Task goal
How many lines of these entries hold the string "available"? Reply with the number alone.

Record set

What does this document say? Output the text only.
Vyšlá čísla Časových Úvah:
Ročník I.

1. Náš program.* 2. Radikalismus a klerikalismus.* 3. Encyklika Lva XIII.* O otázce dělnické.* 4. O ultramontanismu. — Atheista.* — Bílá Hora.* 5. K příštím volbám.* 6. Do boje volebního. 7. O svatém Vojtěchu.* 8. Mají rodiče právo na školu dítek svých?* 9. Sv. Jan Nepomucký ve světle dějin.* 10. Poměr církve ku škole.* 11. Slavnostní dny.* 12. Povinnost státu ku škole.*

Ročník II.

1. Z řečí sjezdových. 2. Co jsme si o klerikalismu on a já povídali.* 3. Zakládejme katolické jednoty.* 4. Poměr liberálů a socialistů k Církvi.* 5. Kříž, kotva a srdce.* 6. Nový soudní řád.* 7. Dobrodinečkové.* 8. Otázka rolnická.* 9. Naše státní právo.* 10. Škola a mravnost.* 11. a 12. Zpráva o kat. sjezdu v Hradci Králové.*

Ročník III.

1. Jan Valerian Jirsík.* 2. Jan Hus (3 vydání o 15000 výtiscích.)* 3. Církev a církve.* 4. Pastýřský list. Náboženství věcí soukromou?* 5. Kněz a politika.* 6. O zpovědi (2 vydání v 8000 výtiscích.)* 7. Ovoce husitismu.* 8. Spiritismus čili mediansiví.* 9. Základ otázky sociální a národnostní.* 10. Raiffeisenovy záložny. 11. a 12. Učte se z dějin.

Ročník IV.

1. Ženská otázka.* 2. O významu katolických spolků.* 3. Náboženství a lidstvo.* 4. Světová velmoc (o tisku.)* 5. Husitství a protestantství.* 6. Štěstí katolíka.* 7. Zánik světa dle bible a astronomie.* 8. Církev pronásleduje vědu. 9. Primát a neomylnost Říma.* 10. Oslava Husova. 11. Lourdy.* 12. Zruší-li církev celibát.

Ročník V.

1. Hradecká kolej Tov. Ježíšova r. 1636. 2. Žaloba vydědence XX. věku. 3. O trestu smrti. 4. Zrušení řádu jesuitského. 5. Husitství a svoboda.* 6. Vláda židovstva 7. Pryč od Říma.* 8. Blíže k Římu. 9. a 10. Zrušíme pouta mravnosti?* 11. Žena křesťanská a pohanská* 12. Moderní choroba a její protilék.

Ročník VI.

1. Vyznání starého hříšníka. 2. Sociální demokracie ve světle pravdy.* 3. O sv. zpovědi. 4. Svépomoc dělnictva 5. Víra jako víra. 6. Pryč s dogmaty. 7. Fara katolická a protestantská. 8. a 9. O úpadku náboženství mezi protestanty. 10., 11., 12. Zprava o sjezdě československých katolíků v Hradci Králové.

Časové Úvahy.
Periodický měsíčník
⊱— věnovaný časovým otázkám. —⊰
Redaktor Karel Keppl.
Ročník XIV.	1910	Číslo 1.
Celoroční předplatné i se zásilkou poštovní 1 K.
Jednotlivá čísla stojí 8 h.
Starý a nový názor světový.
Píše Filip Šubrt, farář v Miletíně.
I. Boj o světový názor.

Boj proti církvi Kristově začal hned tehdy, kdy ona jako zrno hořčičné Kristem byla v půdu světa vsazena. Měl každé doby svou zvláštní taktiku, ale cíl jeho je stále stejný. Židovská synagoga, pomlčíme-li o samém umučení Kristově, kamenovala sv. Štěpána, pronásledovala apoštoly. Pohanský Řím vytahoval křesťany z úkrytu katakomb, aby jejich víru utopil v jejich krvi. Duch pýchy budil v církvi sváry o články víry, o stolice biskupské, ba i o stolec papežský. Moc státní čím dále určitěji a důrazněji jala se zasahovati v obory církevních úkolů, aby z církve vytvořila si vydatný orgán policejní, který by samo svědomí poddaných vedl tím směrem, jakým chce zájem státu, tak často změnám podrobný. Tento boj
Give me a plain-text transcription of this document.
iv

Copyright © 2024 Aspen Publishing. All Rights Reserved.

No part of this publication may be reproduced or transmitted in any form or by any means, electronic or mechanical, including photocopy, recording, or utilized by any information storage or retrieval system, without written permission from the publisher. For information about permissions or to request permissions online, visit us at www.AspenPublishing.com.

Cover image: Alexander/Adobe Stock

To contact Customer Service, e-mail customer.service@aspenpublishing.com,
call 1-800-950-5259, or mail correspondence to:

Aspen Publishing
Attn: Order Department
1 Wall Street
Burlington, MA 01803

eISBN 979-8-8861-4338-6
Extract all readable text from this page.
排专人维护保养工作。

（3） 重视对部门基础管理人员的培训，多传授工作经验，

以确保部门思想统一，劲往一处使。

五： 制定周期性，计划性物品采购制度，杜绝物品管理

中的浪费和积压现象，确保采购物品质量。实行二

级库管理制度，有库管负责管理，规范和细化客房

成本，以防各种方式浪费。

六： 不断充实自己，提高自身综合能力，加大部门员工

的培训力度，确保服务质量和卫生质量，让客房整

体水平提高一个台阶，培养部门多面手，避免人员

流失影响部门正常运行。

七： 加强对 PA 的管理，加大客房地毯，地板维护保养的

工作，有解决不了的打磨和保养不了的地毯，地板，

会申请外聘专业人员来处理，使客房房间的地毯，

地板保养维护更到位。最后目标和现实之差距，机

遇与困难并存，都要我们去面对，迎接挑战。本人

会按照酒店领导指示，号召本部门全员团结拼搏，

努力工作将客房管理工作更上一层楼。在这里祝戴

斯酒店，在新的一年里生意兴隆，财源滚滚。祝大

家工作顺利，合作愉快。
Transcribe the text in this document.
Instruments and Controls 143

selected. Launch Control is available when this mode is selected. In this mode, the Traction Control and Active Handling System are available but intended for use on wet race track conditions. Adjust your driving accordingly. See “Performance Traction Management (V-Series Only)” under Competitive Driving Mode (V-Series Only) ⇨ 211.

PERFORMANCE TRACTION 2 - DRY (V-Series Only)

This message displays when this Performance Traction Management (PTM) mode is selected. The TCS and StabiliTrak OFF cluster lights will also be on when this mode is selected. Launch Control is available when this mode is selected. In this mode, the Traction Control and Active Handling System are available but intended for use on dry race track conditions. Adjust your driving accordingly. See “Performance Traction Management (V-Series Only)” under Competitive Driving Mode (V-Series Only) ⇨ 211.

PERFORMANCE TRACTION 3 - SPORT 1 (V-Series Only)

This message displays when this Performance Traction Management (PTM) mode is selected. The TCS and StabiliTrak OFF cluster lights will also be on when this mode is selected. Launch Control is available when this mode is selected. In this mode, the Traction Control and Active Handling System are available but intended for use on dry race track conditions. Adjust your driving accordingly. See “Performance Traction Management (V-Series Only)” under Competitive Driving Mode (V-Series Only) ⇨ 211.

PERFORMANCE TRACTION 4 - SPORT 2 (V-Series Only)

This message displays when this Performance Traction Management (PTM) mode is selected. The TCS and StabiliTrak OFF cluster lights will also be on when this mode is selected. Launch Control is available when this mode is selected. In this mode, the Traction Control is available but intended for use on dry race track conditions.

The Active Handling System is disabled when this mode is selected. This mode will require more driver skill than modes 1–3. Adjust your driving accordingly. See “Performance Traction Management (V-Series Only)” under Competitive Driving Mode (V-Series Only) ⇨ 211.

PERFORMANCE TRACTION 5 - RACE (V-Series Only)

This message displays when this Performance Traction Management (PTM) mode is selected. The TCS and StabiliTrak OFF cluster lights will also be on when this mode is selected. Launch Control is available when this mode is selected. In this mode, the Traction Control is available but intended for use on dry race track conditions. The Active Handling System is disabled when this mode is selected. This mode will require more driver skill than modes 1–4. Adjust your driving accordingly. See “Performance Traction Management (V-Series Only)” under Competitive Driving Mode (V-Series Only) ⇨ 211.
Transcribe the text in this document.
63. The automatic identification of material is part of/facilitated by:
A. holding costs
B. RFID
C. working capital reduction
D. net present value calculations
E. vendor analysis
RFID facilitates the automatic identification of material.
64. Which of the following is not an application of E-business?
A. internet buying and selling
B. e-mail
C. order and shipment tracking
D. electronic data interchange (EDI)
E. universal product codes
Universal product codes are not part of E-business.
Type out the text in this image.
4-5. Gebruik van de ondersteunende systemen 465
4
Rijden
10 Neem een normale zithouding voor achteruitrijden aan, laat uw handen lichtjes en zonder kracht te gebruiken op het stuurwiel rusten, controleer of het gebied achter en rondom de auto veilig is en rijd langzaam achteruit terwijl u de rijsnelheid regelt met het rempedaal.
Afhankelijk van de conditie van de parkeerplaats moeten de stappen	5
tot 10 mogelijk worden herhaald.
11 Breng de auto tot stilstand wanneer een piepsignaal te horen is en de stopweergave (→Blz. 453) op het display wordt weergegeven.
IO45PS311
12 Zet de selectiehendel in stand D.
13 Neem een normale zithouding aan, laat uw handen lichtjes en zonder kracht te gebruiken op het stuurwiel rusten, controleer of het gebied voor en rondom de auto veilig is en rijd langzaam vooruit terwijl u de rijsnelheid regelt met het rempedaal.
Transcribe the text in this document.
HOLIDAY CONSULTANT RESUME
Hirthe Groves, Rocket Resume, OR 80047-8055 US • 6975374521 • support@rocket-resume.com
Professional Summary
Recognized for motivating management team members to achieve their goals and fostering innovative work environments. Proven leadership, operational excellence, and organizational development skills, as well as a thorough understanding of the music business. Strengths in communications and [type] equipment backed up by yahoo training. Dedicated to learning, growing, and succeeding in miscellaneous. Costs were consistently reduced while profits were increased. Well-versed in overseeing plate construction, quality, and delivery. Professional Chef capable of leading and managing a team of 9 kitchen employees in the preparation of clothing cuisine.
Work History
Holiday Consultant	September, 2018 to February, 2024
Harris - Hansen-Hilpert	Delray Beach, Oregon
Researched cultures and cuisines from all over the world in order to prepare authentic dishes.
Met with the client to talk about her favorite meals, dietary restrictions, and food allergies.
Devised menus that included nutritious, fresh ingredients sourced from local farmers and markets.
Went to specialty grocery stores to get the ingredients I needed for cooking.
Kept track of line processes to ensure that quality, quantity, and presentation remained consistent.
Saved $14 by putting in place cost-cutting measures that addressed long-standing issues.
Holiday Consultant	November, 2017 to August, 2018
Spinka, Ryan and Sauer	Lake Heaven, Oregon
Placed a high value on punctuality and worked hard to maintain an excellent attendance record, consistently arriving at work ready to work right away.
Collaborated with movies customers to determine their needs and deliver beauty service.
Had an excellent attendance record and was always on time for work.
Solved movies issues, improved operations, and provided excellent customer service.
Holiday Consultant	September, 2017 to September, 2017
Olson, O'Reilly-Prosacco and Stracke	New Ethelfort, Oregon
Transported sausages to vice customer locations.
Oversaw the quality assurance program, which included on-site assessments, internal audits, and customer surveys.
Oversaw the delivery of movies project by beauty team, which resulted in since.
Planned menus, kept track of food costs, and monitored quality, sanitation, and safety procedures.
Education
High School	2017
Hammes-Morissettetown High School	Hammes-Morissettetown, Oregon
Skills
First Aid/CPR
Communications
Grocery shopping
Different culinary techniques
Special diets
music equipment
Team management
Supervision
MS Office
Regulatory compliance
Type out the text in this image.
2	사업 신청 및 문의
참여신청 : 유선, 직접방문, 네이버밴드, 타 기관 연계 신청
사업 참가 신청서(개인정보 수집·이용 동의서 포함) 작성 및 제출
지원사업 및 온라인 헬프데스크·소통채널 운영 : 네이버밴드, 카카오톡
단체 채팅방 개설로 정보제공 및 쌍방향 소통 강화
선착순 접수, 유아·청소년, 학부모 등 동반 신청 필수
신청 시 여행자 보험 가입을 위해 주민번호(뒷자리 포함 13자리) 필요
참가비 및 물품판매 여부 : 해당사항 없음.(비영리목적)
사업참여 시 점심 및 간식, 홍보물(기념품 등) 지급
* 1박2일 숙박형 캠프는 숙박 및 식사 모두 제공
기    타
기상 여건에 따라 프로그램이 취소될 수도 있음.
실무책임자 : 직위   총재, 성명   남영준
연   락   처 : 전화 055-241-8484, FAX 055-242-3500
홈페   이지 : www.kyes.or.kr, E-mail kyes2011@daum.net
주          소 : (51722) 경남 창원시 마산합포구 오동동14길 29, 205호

Final answer
5